__WORK TO BE COMPLETED__
Scan the listing below. Report each line that includes "정기적인".

__INPUT__
□ □ □ □ □

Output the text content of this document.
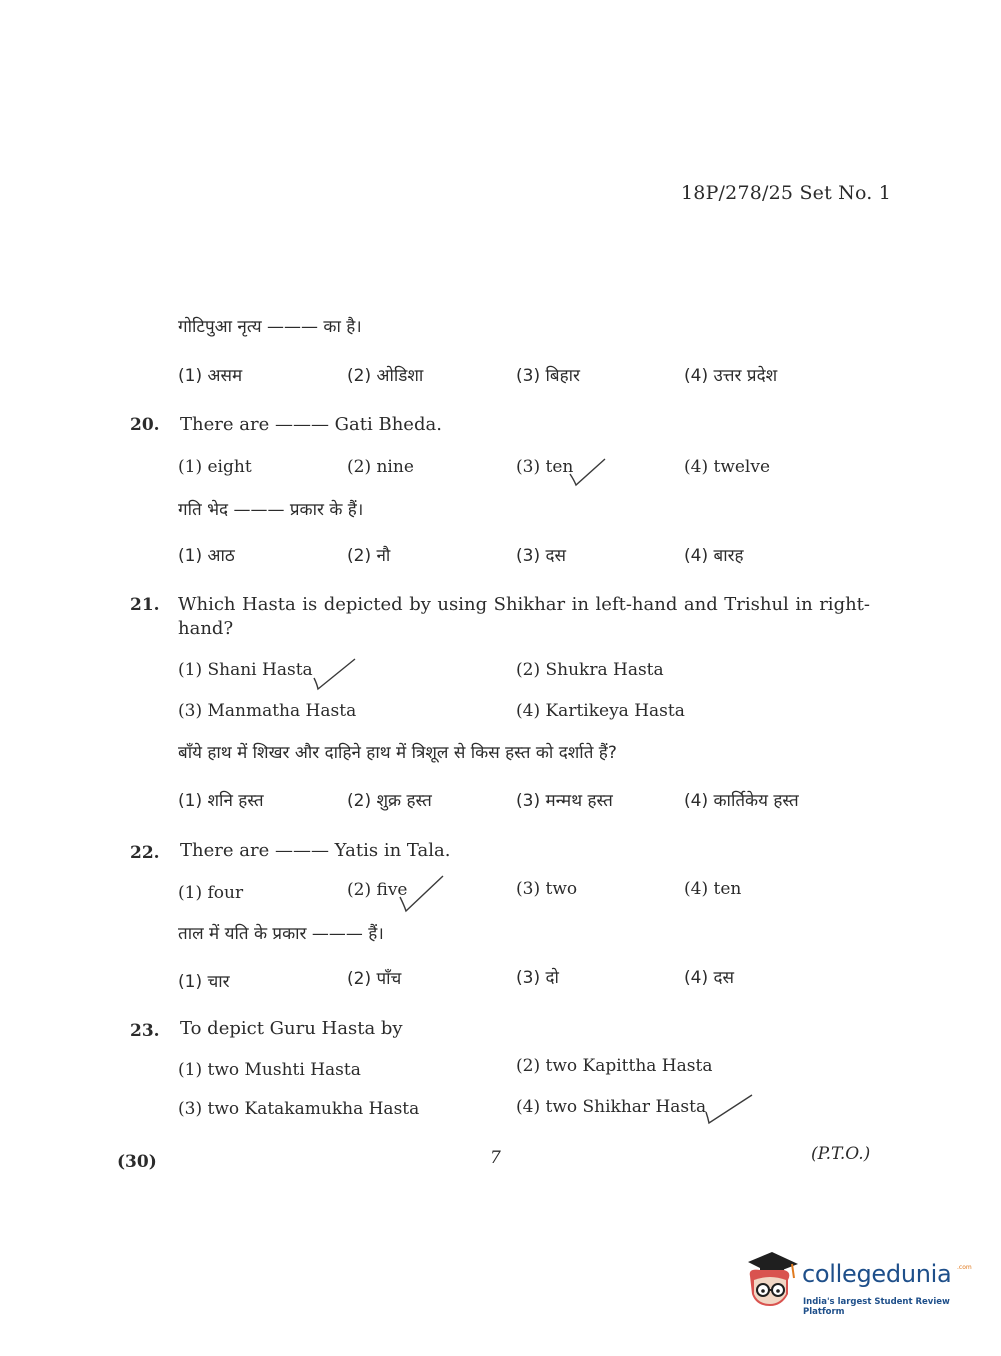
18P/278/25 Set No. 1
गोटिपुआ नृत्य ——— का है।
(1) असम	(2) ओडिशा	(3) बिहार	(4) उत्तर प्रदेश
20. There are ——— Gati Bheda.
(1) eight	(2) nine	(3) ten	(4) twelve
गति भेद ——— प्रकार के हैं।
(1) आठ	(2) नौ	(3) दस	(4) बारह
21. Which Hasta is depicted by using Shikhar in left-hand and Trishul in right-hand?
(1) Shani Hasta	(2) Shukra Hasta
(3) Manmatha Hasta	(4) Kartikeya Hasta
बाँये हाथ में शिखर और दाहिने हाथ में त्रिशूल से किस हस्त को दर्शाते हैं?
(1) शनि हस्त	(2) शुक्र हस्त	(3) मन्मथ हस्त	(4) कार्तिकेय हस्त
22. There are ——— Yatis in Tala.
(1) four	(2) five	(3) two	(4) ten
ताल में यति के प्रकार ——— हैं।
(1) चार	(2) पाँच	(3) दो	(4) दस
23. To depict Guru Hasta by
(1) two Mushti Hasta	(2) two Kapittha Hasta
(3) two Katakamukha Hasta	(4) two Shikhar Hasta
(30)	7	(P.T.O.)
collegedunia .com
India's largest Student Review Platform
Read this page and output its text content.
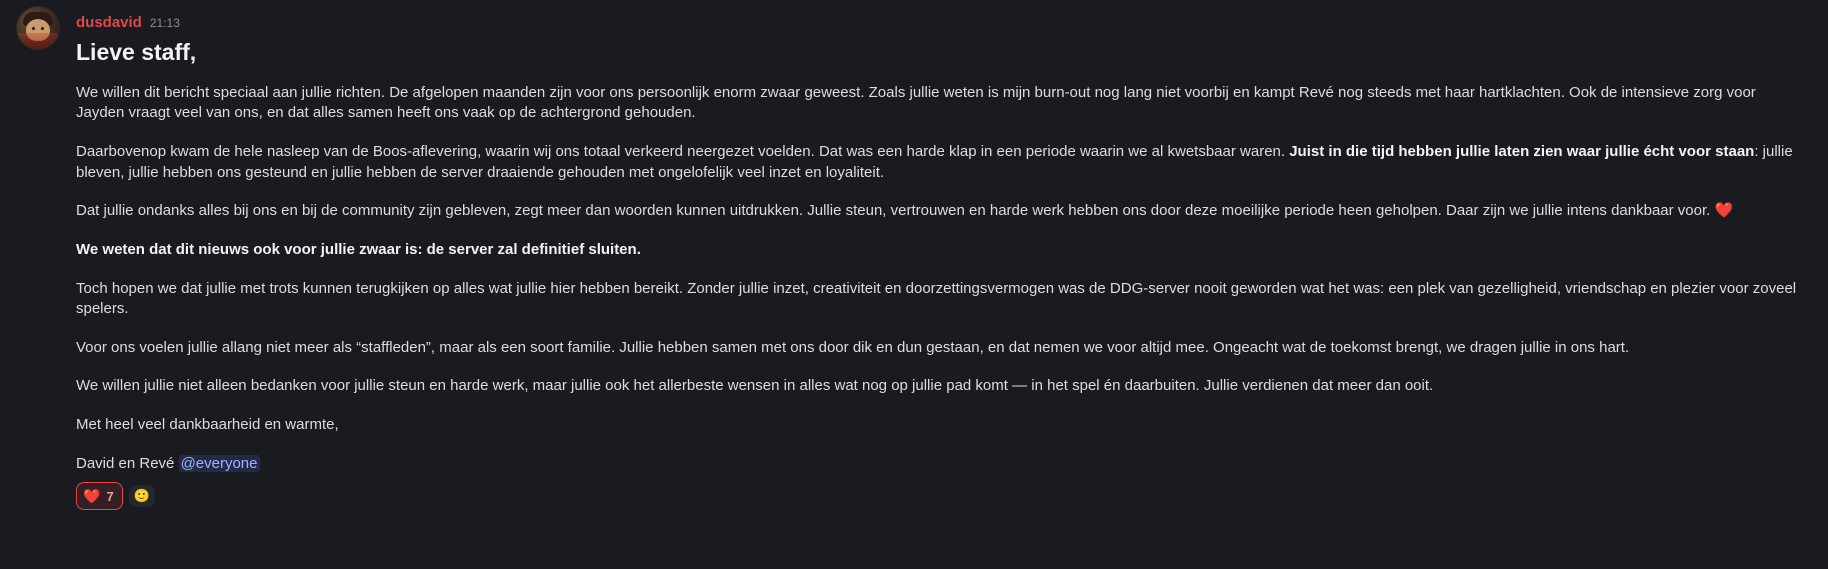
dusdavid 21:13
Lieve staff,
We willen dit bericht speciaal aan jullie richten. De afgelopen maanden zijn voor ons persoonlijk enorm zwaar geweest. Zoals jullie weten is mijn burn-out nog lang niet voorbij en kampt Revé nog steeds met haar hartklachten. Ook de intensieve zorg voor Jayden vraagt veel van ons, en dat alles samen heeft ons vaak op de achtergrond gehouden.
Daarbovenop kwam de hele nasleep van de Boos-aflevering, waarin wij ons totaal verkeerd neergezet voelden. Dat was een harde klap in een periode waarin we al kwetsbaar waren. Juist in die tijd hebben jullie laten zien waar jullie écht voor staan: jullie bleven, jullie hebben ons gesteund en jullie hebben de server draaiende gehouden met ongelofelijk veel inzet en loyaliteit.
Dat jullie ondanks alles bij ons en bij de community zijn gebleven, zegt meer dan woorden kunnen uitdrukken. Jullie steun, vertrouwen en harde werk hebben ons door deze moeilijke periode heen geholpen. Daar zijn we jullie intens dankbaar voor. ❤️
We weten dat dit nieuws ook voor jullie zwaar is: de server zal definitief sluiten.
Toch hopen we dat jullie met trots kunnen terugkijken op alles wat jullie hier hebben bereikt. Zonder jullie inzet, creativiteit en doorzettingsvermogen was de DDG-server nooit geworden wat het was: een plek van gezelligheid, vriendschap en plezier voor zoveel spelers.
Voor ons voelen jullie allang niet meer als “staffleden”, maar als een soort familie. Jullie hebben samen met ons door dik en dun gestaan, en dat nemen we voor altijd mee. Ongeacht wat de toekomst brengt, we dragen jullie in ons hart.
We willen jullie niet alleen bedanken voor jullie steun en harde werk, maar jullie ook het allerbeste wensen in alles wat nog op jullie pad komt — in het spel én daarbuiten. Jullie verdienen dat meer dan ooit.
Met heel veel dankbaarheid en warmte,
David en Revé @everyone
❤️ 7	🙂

□ □ □ □ □

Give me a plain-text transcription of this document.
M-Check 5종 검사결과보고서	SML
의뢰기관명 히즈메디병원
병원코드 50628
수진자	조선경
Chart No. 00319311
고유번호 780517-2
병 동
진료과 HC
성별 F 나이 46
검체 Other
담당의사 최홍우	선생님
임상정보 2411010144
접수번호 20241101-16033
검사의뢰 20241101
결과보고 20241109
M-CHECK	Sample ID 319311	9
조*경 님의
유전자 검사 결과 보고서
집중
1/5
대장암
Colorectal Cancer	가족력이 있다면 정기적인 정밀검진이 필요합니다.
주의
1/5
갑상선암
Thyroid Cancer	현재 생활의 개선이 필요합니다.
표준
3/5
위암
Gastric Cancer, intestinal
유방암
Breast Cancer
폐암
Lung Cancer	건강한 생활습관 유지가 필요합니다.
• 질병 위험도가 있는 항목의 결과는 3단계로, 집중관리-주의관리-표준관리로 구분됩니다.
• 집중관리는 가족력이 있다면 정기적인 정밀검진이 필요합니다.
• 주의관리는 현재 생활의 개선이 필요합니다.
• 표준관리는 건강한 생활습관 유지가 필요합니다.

□ □ □ □ □

__FULL OUTPUT__
Colorectal Cancer	가족력이 있다면 정기적인 정밀검진이 필요합니다.
• 집중관리는 가족력이 있다면 정기적인 정밀검진이 필요합니다.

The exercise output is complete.